◆ **WORK TO DO**:
**1.** Retype the passage of the article on B.C. MLA pay between "Opposition House Leader" and "two per cent.", inclusive.
**2.** Write what comes next in the news story about B.C. MLAs turning down an inflation-based raise, starting after its final sentence.

◆ **SOURCE EXCERPT**:

○ ○ ○ ○ ○

Parliamentarians agree an eight per cent pay hike during tough economic times was not a good idea.
The B.C. legislature in Victoria on Dec. 8, 2022. ADRIAN LAM, TIMES COLONIST

In a rare united front, all B.C. MLAs voted in favour of a motion on Tuesday not to accept an inflation-based pay hike in 2023, settling instead for no wage increase next year.

Opposition House Leader Todd Stone said that since 2000, the rate of wage increase for MLAs has been set at the rate of inflation, which has generally been around two per cent.

However, over the past nine months, the rate of inflation has soared and now sits at around eight per cent. This means that the average $115,000 wage for an MLA would have risen to around $125,000 in 2023.

Stone said MLAs had received thousands of emails over the past few months from British Columbians outraged by the idea of these inflation-based wage hikes.

○ ○ ○ ○ ○

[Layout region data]
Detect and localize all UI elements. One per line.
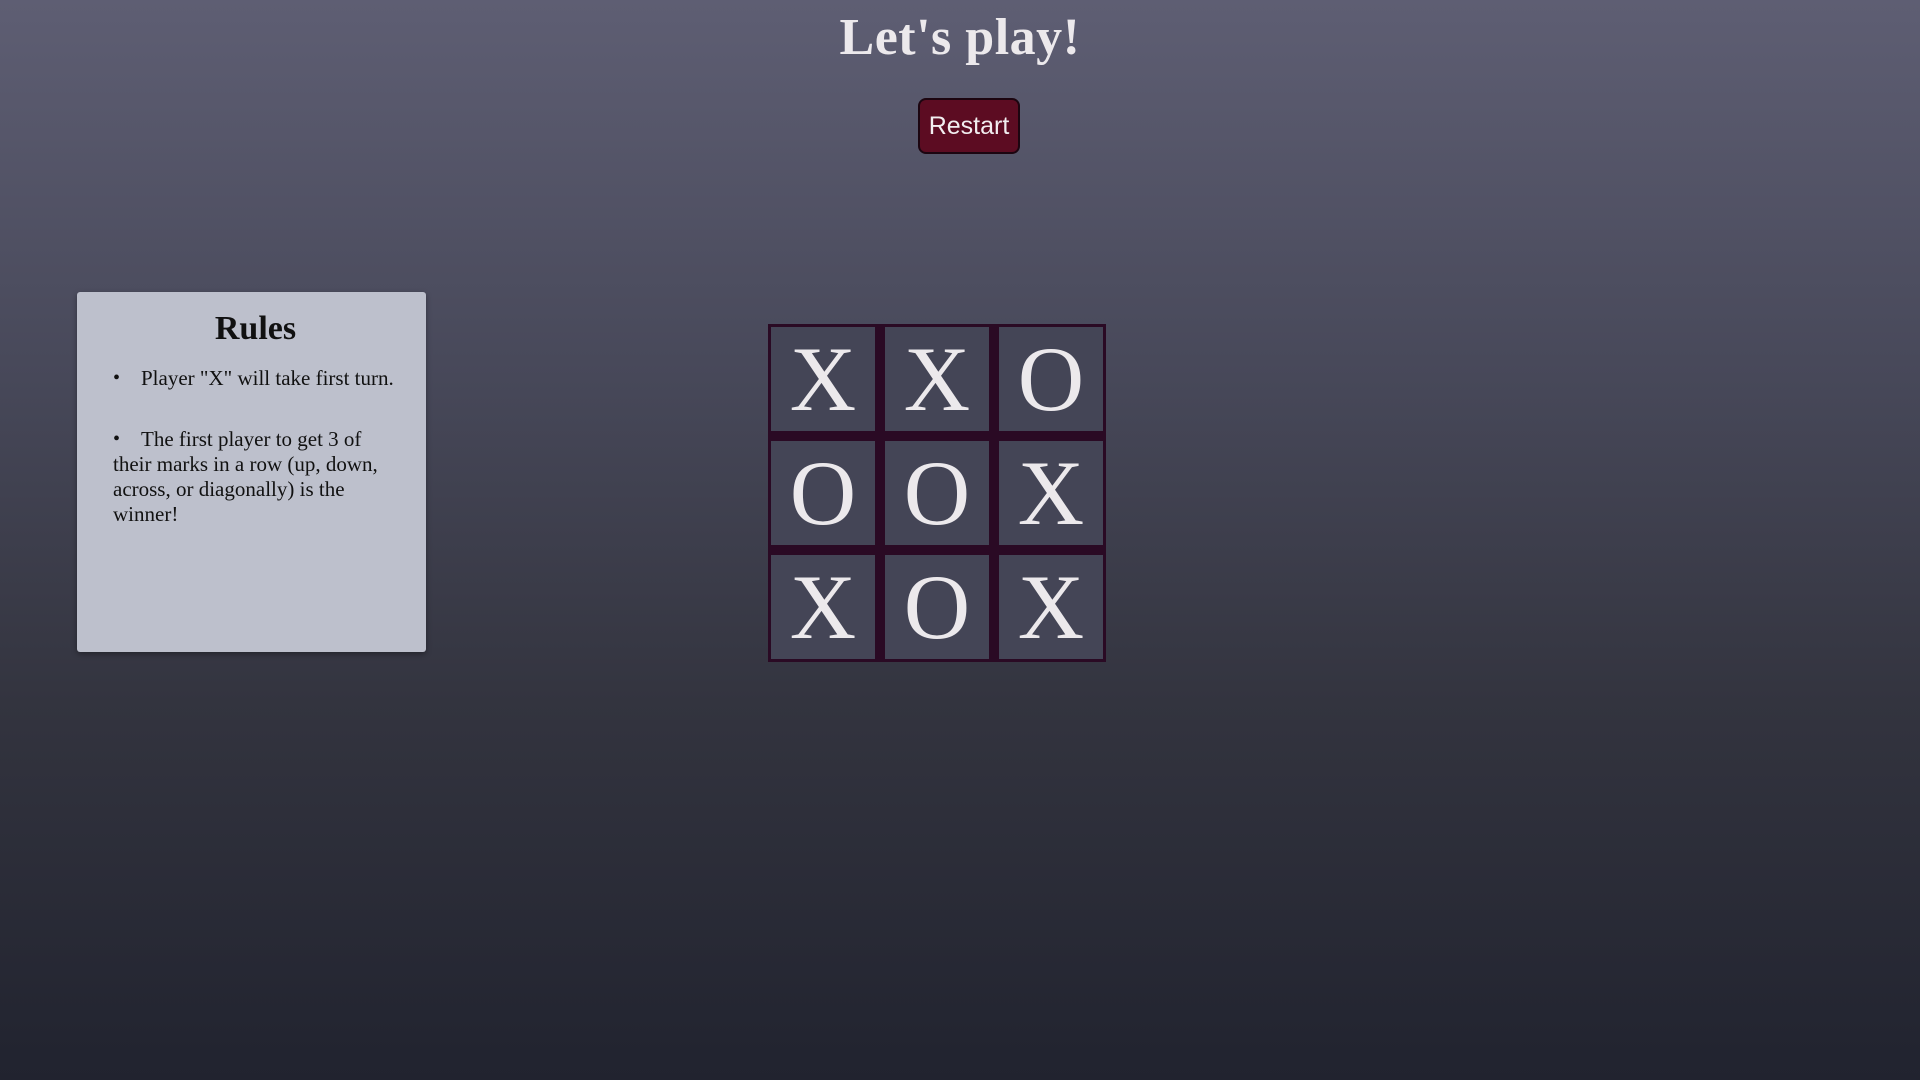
rules-list: Player "X" will take first turn. The fir… [113, 366, 398, 527]
board-cell-4[interactable]: O [771, 441, 875, 545]
rule-text: The first player to get 3 of their marks… [113, 427, 378, 526]
rules-panel: Rules Player "X" will take first turn. T… [77, 292, 426, 652]
board-cell-8[interactable]: O [885, 555, 989, 659]
rule-text: Player "X" will take first turn. [141, 366, 394, 390]
rule-item: Player "X" will take first turn. [113, 366, 398, 391]
restart-button[interactable]: Restart [918, 98, 1020, 154]
board-cell-1[interactable]: X [771, 327, 875, 431]
board-cell-5[interactable]: O [885, 441, 989, 545]
page-title: Let's play! [839, 9, 1081, 66]
rule-item: The first player to get 3 of their marks… [113, 427, 398, 527]
board-cell-6[interactable]: X [999, 441, 1103, 545]
board-cell-7[interactable]: X [771, 555, 875, 659]
board-cell-2[interactable]: X [885, 327, 989, 431]
board-cell-3[interactable]: O [999, 327, 1103, 431]
game-board: X X O O O X X O X [768, 324, 1106, 662]
rules-heading: Rules [214, 310, 297, 347]
board-cell-9[interactable]: X [999, 555, 1103, 659]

○ ○ ○ ○ ○

◆ **TASK RESPONSES**:
**1.**
Opposition House Leader Todd Stone said that since 2000, the rate of wage increase for MLAs has been set at the rate of inflation, which has generally been around two per cent.

**2.**
As a result, Stone introduced a motion to direct legislative assembly staff to withhold the administration of the statutory inflation-based increase to basic compensation set for April 1 “until such time that a statutory change in this regard may be brought forward to the legislative assembly’s consideration.”

Stone said this would result in no wage increase in 2023.

He said that what happens in 2024 would depend on what the inflation rate was at that point, particularly whether it has fallen back down to the usual range.